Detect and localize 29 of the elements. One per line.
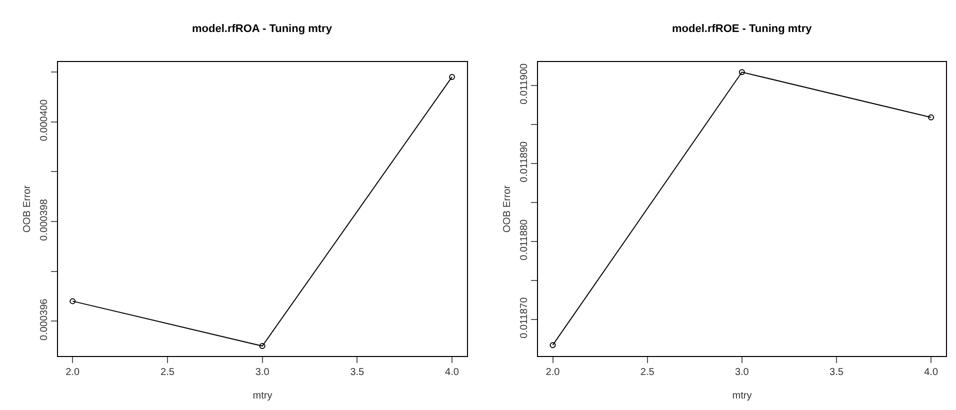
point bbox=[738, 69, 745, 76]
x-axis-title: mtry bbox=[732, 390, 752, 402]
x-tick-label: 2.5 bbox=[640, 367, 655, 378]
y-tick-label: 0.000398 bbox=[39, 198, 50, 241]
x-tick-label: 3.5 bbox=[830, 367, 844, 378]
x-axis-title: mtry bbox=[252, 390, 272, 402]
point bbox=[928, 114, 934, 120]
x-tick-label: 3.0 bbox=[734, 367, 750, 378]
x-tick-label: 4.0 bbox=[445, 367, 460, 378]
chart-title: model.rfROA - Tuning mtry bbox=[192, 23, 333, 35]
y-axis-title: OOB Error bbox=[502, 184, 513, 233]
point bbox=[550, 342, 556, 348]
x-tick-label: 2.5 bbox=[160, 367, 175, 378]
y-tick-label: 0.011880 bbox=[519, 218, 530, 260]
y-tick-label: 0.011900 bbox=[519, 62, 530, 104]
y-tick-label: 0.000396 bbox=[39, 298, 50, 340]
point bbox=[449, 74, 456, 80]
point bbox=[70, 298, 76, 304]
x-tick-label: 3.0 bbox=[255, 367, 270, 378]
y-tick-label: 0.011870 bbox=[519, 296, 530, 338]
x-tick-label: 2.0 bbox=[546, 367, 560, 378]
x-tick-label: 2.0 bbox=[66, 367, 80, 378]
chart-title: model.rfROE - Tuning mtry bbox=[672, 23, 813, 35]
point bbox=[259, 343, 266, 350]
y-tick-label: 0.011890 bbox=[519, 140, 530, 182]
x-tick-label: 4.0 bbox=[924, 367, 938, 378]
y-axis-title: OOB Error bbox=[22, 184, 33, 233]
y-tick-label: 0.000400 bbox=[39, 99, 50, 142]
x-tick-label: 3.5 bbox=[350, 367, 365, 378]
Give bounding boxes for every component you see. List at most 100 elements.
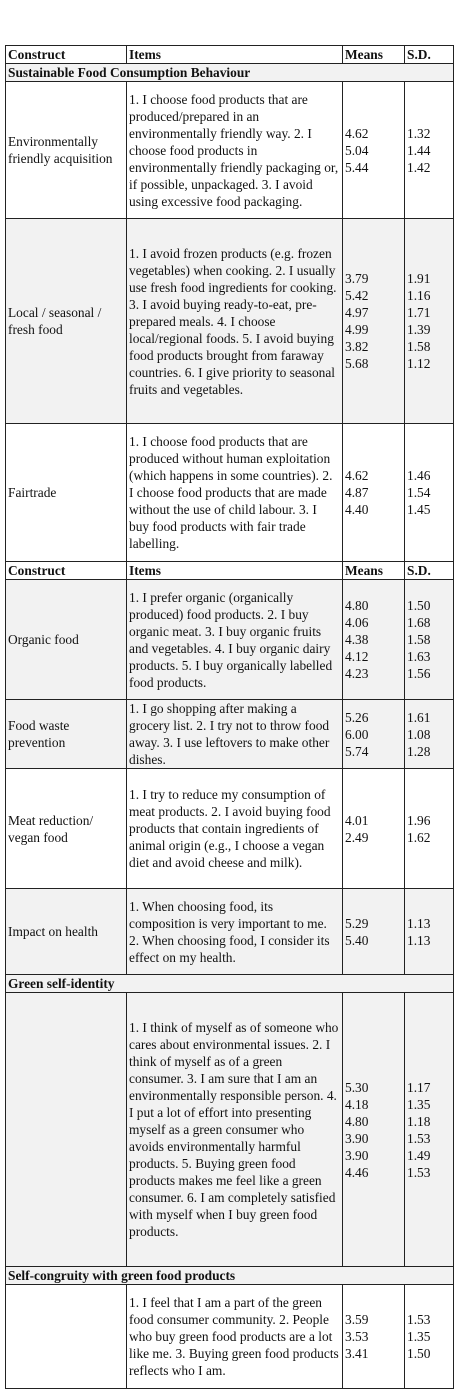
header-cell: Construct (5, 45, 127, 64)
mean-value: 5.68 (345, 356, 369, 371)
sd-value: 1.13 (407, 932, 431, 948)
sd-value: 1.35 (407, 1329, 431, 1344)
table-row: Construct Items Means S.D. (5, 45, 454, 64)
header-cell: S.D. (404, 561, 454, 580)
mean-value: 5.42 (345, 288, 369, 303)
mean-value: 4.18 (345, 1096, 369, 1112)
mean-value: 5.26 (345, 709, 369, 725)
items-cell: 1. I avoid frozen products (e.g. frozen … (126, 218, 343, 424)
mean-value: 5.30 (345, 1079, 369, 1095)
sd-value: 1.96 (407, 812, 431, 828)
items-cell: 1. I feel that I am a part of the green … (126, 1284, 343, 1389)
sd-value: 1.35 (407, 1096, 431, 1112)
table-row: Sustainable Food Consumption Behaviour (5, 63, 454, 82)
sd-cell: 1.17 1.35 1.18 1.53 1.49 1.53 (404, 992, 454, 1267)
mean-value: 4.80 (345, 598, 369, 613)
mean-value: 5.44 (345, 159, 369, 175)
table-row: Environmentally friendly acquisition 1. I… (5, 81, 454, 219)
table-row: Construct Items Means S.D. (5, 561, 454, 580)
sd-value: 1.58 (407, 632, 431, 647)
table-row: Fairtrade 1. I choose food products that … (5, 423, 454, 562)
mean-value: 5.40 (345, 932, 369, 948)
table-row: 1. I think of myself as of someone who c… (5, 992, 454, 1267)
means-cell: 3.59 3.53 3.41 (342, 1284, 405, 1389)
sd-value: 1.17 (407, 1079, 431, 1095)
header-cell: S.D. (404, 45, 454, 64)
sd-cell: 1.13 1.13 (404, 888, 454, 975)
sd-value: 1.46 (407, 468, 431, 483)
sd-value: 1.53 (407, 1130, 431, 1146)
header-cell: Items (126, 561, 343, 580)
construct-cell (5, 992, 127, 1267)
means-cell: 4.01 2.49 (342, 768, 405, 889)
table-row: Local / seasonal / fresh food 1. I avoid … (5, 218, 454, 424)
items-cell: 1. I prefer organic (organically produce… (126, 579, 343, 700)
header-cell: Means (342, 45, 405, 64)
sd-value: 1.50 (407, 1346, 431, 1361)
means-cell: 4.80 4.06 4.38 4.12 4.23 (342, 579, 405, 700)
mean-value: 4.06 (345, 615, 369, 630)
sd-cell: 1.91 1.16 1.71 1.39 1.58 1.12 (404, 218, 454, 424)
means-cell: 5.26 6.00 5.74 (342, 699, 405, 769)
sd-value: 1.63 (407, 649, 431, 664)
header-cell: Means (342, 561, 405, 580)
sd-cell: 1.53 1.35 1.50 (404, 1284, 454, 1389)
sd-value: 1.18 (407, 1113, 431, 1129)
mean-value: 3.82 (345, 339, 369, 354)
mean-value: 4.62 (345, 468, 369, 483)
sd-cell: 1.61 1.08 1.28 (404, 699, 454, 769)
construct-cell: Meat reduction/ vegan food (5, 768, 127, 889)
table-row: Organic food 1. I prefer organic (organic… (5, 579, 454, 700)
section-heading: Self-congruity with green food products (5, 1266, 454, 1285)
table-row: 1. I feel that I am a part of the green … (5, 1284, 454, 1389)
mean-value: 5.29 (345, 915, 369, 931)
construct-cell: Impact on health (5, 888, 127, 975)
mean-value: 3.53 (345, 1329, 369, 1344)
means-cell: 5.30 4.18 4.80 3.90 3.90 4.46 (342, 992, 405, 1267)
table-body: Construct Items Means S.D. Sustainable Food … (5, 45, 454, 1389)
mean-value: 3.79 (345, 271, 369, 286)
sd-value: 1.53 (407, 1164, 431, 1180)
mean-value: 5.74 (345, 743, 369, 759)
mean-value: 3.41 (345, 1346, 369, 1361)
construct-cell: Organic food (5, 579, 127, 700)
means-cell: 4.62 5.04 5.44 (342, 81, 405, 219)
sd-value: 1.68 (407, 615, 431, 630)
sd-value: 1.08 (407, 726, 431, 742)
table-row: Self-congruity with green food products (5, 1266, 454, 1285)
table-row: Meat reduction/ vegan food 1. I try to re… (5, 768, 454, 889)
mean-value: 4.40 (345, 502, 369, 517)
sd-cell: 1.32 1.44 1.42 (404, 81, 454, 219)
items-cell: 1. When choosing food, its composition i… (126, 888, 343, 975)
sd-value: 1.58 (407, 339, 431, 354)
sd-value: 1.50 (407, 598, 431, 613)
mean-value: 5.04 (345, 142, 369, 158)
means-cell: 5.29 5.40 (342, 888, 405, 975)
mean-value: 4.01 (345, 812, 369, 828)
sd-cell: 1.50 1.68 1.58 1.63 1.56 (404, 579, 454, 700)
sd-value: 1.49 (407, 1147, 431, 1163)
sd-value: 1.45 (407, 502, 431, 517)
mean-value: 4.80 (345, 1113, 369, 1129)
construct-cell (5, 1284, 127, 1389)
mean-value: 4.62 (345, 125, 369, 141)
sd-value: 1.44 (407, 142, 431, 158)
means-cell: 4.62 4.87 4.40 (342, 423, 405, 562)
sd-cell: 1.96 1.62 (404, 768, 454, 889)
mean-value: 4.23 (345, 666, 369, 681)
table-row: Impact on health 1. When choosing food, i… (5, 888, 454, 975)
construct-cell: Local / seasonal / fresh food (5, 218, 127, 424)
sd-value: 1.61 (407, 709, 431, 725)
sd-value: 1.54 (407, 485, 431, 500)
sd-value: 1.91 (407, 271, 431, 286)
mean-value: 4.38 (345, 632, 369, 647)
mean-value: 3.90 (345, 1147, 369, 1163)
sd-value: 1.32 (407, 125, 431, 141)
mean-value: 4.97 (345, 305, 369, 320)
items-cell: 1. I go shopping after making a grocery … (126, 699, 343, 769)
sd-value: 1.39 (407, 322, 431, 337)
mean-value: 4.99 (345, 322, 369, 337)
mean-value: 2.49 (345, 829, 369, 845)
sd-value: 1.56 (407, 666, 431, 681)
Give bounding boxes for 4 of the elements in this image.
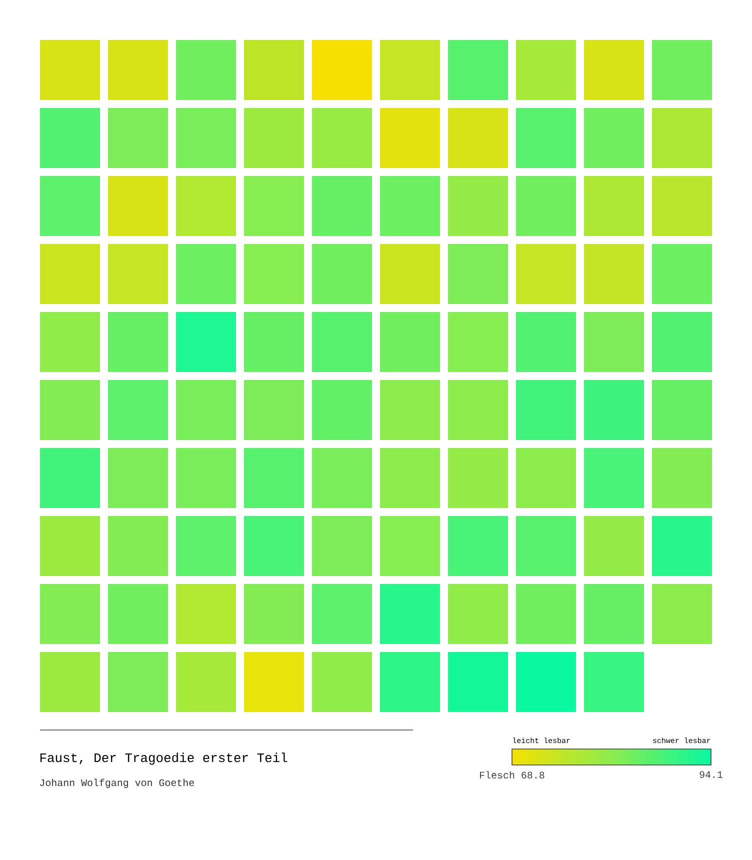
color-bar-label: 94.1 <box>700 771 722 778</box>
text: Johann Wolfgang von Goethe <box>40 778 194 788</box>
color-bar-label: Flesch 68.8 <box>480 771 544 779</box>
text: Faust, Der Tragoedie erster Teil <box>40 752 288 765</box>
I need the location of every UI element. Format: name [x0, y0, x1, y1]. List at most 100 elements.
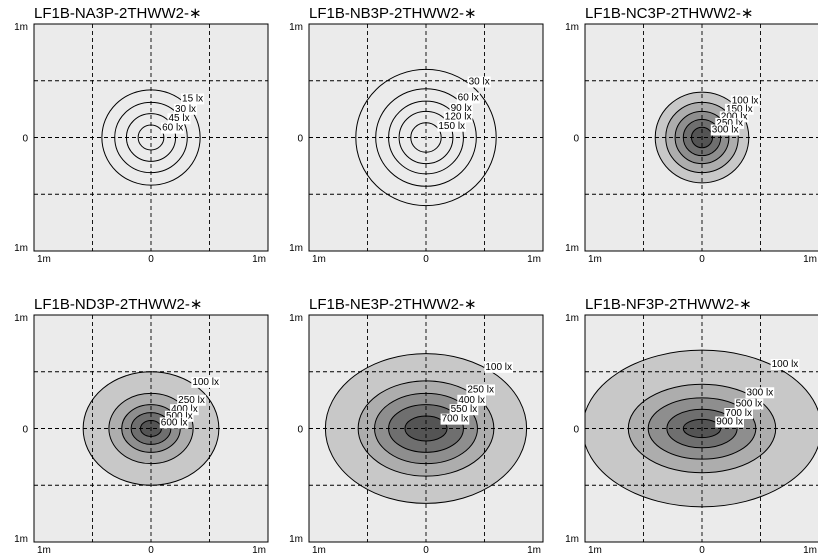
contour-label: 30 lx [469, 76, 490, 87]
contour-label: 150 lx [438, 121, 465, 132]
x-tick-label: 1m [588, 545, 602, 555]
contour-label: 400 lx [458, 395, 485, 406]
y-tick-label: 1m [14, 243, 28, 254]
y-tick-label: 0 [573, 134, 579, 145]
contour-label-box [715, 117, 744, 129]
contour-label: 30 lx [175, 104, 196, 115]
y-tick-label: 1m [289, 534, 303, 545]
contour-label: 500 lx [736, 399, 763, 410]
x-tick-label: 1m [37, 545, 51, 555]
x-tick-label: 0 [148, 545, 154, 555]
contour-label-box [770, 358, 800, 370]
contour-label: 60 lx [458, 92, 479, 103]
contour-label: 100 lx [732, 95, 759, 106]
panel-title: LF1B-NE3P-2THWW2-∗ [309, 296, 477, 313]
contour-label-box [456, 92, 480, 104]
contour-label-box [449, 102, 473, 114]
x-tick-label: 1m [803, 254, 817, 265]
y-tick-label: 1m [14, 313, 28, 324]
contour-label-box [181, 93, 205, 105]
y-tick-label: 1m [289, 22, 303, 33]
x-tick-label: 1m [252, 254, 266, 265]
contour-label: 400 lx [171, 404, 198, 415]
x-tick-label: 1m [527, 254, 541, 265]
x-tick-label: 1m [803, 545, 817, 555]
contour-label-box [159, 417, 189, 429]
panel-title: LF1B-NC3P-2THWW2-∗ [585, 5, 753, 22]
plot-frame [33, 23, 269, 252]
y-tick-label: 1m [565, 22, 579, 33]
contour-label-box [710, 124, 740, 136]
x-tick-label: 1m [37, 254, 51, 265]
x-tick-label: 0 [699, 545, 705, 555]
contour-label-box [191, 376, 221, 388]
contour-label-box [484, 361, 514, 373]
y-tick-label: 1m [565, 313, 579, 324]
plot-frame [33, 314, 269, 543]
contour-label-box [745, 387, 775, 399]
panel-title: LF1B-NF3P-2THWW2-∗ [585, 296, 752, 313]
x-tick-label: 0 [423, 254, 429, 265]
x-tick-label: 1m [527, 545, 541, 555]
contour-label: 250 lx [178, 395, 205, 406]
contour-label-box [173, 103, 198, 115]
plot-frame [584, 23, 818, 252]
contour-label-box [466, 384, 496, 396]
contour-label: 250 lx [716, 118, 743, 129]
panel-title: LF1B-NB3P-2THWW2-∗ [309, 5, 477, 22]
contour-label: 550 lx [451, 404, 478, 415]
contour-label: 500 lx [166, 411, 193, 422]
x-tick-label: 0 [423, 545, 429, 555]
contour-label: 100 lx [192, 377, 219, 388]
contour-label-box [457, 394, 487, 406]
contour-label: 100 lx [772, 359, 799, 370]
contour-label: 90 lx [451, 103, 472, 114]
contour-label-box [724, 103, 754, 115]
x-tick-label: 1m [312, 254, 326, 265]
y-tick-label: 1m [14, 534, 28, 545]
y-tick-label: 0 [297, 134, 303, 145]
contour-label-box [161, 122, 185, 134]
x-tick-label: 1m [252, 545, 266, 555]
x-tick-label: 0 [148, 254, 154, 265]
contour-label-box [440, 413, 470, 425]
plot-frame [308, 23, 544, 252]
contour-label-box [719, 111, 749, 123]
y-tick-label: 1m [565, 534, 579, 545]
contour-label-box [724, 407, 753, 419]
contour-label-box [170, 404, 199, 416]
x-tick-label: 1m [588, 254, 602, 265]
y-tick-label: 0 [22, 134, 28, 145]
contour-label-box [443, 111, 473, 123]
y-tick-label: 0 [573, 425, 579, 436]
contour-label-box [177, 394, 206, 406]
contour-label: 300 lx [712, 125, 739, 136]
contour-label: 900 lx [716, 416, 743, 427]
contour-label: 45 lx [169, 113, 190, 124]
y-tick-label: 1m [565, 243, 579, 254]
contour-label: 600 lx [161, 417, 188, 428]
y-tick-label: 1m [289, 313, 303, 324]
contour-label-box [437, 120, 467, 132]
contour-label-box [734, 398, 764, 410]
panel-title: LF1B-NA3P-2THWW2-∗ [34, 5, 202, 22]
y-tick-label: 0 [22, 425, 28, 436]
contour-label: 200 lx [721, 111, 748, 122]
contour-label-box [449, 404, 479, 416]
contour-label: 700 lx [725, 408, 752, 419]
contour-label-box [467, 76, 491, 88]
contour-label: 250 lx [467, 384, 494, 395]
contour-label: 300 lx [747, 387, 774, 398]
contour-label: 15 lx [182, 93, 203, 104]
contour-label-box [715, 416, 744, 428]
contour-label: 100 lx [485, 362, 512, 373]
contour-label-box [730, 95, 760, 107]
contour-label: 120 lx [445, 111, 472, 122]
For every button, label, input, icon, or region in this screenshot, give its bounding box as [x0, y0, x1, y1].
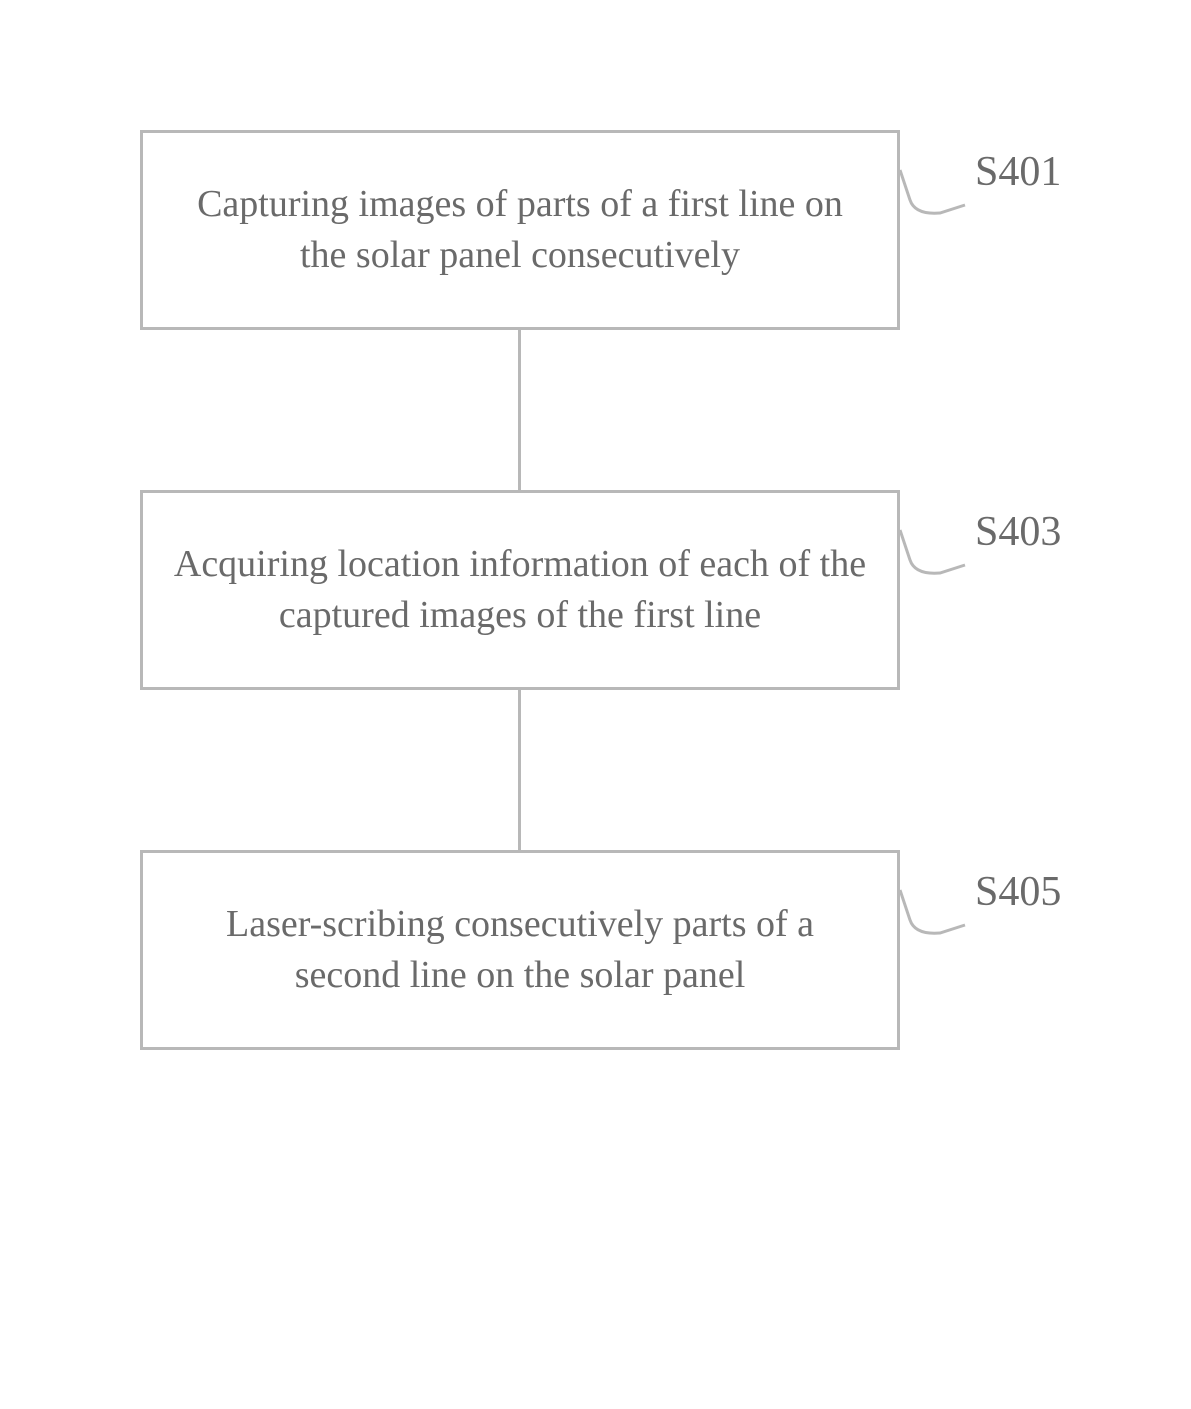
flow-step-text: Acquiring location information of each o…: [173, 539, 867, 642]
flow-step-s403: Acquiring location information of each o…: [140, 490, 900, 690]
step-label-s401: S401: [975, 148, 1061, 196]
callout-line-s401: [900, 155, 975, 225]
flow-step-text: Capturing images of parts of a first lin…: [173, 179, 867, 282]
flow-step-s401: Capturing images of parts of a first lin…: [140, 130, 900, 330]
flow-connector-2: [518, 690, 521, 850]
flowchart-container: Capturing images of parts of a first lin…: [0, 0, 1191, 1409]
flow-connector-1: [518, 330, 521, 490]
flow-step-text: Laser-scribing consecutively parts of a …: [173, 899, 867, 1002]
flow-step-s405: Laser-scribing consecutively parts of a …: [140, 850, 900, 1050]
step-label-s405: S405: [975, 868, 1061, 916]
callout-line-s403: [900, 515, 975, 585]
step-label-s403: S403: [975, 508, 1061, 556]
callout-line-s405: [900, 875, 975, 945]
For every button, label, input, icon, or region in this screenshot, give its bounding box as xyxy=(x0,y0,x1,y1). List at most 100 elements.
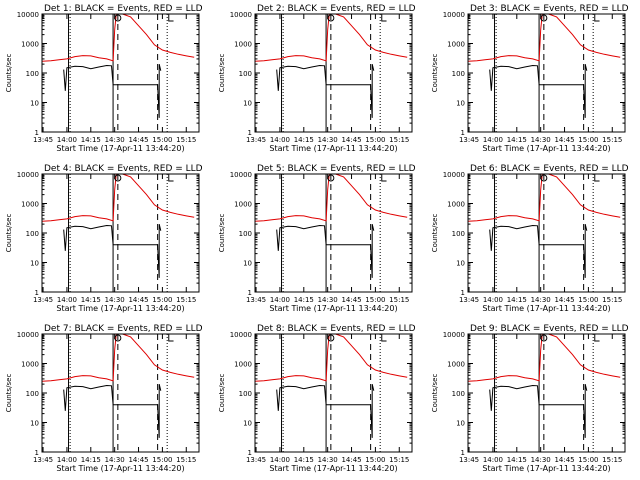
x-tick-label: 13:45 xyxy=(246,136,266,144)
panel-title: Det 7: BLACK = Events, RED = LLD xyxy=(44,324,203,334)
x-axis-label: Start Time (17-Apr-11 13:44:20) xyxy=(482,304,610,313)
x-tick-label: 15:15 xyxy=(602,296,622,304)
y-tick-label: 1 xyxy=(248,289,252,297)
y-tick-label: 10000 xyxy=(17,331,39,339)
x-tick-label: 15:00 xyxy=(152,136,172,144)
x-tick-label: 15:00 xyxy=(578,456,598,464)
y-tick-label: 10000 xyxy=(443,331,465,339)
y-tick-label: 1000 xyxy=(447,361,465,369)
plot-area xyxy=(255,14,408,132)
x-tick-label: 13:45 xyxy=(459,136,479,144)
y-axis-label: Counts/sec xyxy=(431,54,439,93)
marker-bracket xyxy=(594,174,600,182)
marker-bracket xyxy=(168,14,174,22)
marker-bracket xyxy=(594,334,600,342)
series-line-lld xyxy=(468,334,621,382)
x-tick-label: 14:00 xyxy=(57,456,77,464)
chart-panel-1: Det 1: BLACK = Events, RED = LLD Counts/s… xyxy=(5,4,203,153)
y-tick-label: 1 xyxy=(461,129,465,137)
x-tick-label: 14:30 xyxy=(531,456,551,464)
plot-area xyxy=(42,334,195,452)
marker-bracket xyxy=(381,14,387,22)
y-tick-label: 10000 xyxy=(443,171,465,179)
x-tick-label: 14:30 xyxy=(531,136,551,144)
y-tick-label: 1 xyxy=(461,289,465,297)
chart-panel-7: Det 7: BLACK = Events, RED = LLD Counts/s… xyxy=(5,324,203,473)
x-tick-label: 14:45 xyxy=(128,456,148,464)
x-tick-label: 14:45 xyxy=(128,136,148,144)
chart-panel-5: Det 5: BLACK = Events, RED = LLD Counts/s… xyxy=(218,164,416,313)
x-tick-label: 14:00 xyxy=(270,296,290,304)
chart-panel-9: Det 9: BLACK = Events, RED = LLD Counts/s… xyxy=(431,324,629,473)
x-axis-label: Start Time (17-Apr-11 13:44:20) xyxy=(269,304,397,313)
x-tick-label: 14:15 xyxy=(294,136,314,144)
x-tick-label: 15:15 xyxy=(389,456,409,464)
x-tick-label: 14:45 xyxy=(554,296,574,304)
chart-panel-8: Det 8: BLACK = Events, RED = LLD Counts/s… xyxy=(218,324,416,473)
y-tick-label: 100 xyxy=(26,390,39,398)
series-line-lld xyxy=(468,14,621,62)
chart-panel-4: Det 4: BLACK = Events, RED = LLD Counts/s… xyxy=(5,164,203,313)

What you are asked to do ::
Reproduce unchanged the part of the listing that starts with the line containing "x-tick-label: 13:45 xyxy=(246,136,266,144)" and ends with the line containing "marker-bracket xyxy=(168,14,174,22)", including both of those lines.

Problem solution ::
x-tick-label: 13:45 xyxy=(246,136,266,144)
panel-title: Det 7: BLACK = Events, RED = LLD xyxy=(44,324,203,334)
x-axis-label: Start Time (17-Apr-11 13:44:20) xyxy=(482,304,610,313)
x-tick-label: 15:15 xyxy=(602,296,622,304)
y-tick-label: 1 xyxy=(248,289,252,297)
y-tick-label: 10000 xyxy=(17,331,39,339)
x-tick-label: 15:00 xyxy=(152,136,172,144)
x-tick-label: 15:00 xyxy=(578,456,598,464)
y-tick-label: 10000 xyxy=(443,331,465,339)
y-tick-label: 1000 xyxy=(447,361,465,369)
plot-area xyxy=(255,14,408,132)
x-tick-label: 13:45 xyxy=(459,136,479,144)
y-axis-label: Counts/sec xyxy=(431,54,439,93)
marker-bracket xyxy=(594,174,600,182)
marker-bracket xyxy=(168,14,174,22)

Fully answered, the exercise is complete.